EXERCISE OBJECTIVE = Output an exact reproduction of the data.

TASK INPUT =
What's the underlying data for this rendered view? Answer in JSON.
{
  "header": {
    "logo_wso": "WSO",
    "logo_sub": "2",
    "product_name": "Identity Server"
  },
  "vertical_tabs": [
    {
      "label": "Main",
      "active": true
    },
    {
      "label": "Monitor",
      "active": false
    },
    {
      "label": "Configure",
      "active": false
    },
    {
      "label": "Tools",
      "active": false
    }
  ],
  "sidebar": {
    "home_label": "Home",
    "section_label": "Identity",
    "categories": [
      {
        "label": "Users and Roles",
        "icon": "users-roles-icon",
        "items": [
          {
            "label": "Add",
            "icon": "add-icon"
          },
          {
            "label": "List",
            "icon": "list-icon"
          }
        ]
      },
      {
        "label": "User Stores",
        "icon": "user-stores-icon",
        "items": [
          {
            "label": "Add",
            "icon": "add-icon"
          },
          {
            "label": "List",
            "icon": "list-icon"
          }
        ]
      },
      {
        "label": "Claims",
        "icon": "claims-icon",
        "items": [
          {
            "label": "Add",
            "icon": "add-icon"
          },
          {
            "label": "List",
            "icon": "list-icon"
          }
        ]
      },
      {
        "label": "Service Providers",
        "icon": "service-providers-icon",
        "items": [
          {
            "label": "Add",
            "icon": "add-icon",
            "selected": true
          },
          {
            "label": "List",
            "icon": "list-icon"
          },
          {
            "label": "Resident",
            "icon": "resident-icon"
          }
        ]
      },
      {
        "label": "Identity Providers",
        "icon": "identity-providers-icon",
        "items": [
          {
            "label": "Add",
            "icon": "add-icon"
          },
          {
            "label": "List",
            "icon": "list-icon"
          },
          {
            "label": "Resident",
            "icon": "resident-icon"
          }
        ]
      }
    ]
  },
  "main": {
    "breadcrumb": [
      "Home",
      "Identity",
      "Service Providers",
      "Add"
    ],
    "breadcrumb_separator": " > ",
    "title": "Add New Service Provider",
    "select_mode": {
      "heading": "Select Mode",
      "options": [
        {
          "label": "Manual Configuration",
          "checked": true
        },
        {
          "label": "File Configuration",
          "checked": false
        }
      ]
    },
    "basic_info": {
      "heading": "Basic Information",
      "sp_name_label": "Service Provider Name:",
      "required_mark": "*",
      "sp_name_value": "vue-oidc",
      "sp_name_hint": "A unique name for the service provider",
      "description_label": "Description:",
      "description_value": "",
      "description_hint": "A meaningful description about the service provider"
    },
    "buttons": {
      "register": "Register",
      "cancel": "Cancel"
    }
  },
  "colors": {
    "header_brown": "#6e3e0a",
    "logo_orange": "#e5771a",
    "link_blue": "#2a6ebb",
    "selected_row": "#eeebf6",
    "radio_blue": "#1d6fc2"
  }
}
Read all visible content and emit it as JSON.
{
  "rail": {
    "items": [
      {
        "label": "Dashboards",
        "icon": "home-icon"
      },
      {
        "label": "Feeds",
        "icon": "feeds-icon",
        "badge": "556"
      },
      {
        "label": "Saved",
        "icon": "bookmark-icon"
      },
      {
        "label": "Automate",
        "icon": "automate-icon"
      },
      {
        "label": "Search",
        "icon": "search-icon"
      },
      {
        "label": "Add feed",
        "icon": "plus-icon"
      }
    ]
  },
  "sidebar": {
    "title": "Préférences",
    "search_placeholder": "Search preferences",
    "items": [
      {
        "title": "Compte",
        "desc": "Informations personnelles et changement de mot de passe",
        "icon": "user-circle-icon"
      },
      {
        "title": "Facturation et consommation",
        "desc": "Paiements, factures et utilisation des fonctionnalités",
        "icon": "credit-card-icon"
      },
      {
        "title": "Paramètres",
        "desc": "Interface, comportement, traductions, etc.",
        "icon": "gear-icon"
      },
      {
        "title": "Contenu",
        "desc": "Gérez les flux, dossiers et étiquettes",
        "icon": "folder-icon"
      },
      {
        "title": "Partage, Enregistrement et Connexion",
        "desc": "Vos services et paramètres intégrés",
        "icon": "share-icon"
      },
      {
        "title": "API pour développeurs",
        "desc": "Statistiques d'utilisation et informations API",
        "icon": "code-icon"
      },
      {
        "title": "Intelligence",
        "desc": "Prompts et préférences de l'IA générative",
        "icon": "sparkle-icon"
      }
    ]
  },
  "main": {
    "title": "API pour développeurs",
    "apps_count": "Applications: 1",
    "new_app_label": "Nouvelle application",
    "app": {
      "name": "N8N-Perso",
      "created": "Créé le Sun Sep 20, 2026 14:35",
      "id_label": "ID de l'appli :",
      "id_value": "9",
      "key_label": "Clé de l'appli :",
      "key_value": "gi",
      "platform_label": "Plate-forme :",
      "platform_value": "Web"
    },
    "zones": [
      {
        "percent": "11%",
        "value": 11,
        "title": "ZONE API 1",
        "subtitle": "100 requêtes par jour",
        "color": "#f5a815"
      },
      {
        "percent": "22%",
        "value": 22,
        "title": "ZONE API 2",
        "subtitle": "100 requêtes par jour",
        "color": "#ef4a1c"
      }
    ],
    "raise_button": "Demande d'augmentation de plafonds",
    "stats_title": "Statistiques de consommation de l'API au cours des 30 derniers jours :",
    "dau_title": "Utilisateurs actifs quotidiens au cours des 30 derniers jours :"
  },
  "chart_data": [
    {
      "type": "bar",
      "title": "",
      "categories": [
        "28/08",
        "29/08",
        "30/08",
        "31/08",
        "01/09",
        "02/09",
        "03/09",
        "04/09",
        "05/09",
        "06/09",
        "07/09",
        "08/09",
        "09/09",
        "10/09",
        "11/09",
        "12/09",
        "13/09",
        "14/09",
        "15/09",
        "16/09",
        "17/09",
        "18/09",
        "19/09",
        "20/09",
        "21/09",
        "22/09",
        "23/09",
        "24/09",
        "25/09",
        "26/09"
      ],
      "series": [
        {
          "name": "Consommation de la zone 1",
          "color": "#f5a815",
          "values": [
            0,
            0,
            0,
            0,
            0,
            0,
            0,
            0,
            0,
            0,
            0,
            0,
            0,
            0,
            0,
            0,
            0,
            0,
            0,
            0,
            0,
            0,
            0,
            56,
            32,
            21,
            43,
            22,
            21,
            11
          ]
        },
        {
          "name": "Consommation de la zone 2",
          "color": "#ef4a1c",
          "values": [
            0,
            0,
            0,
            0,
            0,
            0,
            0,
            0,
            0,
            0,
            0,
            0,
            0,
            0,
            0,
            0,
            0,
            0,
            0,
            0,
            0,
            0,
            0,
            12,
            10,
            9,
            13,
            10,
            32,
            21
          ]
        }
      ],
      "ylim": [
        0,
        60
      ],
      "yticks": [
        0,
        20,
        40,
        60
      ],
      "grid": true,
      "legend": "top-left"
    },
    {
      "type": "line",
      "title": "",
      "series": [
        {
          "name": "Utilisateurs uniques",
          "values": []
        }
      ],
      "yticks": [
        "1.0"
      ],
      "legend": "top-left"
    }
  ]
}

FINISHED EXERCISE =
What's the underlying data for this rendered view? Answer in JSON.
{
  "header": {
    "logo_wso": "WSO",
    "logo_sub": "2",
    "product_name": "Identity Server"
  },
  "vertical_tabs": [
    {
      "label": "Main",
      "active": true
    },
    {
      "label": "Monitor",
      "active": false
    },
    {
      "label": "Configure",
      "active": false
    },
    {
      "label": "Tools",
      "active": false
    }
  ],
  "sidebar": {
    "home_label": "Home",
    "section_label": "Identity",
    "categories": [
      {
        "label": "Users and Roles",
        "icon": "users-roles-icon",
        "items": [
          {
            "label": "Add",
            "icon": "add-icon"
          },
          {
            "label": "List",
            "icon": "list-icon"
          }
        ]
      },
      {
        "label": "User Stores",
        "icon": "user-stores-icon",
        "items": [
          {
            "label": "Add",
            "icon": "add-icon"
          },
          {
            "label": "List",
            "icon": "list-icon"
          }
        ]
      },
      {
        "label": "Claims",
        "icon": "claims-icon",
        "items": [
          {
            "label": "Add",
            "icon": "add-icon"
          },
          {
            "label": "List",
            "icon": "list-icon"
          }
        ]
      },
      {
        "label": "Service Providers",
        "icon": "service-providers-icon",
        "items": [
          {
            "label": "Add",
            "icon": "add-icon",
            "selected": true
          },
          {
            "label": "List",
            "icon": "list-icon"
          },
          {
            "label": "Resident",
            "icon": "resident-icon"
          }
        ]
      },
      {
        "label": "Identity Providers",
        "icon": "identity-providers-icon",
        "items": [
          {
            "label": "Add",
            "icon": "add-icon"
          },
          {
            "label": "List",
            "icon": "list-icon"
          },
          {
            "label": "Resident",
            "icon": "resident-icon"
          }
        ]
      }
    ]
  },
  "main": {
    "breadcrumb": [
      "Home",
      "Identity",
      "Service Providers",
      "Add"
    ],
    "breadcrumb_separator": " > ",
    "title": "Add New Service Provider",
    "select_mode": {
      "heading": "Select Mode",
      "options": [
        {
          "label": "Manual Configuration",
          "checked": true
        },
        {
          "label": "File Configuration",
          "checked": false
        }
      ]
    },
    "basic_info": {
      "heading": "Basic Information",
      "sp_name_label": "Service Provider Name:",
      "required_mark": "*",
      "sp_name_value": "vue-oidc",
      "sp_name_hint": "A unique name for the service provider",
      "description_label": "Description:",
      "description_value": "",
      "description_hint": "A meaningful description about the service provider"
    },
    "buttons": {
      "register": "Register",
      "cancel": "Cancel"
    }
  },
  "colors": {
    "header_brown": "#6e3e0a",
    "logo_orange": "#e5771a",
    "link_blue": "#2a6ebb",
    "selected_row": "#eeebf6",
    "radio_blue": "#1d6fc2"
  }
}
Read all visible content and emit it as JSON.
{
  "rail": {
    "items": [
      {
        "label": "Dashboards",
        "icon": "home-icon"
      },
      {
        "label": "Feeds",
        "icon": "feeds-icon",
        "badge": "556"
      },
      {
        "label": "Saved",
        "icon": "bookmark-icon"
      },
      {
        "label": "Automate",
        "icon": "automate-icon"
      },
      {
        "label": "Search",
        "icon": "search-icon"
      },
      {
        "label": "Add feed",
        "icon": "plus-icon"
      }
    ]
  },
  "sidebar": {
    "title": "Préférences",
    "search_placeholder": "Search preferences",
    "items": [
      {
        "title": "Compte",
        "desc": "Informations personnelles et changement de mot de passe",
        "icon": "user-circle-icon"
      },
      {
        "title": "Facturation et consommation",
        "desc": "Paiements, factures et utilisation des fonctionnalités",
        "icon": "credit-card-icon"
      },
      {
        "title": "Paramètres",
        "desc": "Interface, comportement, traductions, etc.",
        "icon": "gear-icon"
      },
      {
        "title": "Contenu",
        "desc": "Gérez les flux, dossiers et étiquettes",
        "icon": "folder-icon"
      },
      {
        "title": "Partage, Enregistrement et Connexion",
        "desc": "Vos services et paramètres intégrés",
        "icon": "share-icon"
      },
      {
        "title": "API pour développeurs",
        "desc": "Statistiques d'utilisation et informations API",
        "icon": "code-icon"
      },
      {
        "title": "Intelligence",
        "desc": "Prompts et préférences de l'IA générative",
        "icon": "sparkle-icon"
      }
    ]
  },
  "main": {
    "title": "API pour développeurs",
    "apps_count": "Applications: 1",
    "new_app_label": "Nouvelle application",
    "app": {
      "name": "N8N-Perso",
      "created": "Créé le Sun Sep 20, 2026 14:35",
      "id_label": "ID de l'appli :",
      "id_value": "9",
      "key_label": "Clé de l'appli :",
      "key_value": "gi",
      "platform_label": "Plate-forme :",
      "platform_value": "Web"
    },
    "zones": [
      {
        "percent": "11%",
        "value": 11,
        "title": "ZONE API 1",
        "subtitle": "100 requêtes par jour",
        "color": "#f5a815"
      },
      {
        "percent": "22%",
        "value": 22,
        "title": "ZONE API 2",
        "subtitle": "100 requêtes par jour",
        "color": "#ef4a1c"
      }
    ],
    "raise_button": "Demande d'augmentation de plafonds",
    "stats_title": "Statistiques de consommation de l'API au cours des 30 derniers jours :",
    "dau_title": "Utilisateurs actifs quotidiens au cours des 30 derniers jours :"
  },
  "chart_data": [
    {
      "type": "bar",
      "title": "",
      "categories": [
        "28/08",
        "29/08",
        "30/08",
        "31/08",
        "01/09",
        "02/09",
        "03/09",
        "04/09",
        "05/09",
        "06/09",
        "07/09",
        "08/09",
        "09/09",
        "10/09",
        "11/09",
        "12/09",
        "13/09",
        "14/09",
        "15/09",
        "16/09",
        "17/09",
        "18/09",
        "19/09",
        "20/09",
        "21/09",
        "22/09",
        "23/09",
        "24/09",
        "25/09",
        "26/09"
      ],
      "series": [
        {
          "name": "Consommation de la zone 1",
          "color": "#f5a815",
          "values": [
            0,
            0,
            0,
            0,
            0,
            0,
            0,
            0,
            0,
            0,
            0,
            0,
            0,
            0,
            0,
            0,
            0,
            0,
            0,
            0,
            0,
            0,
            0,
            56,
            32,
            21,
            43,
            22,
            21,
            11
          ]
        },
        {
          "name": "Consommation de la zone 2",
          "color": "#ef4a1c",
          "values": [
            0,
            0,
            0,
            0,
            0,
            0,
            0,
            0,
            0,
            0,
            0,
            0,
            0,
            0,
            0,
            0,
            0,
            0,
            0,
            0,
            0,
            0,
            0,
            12,
            10,
            9,
            13,
            10,
            32,
            21
          ]
        }
      ],
      "ylim": [
        0,
        60
      ],
      "yticks": [
        0,
        20,
        40,
        60
      ],
      "grid": true,
      "legend": "top-left"
    },
    {
      "type": "line",
      "title": "",
      "series": [
        {
          "name": "Utilisateurs uniques",
          "values": []
        }
      ],
      "yticks": [
        "1.0"
      ],
      "legend": "top-left"
    }
  ]
}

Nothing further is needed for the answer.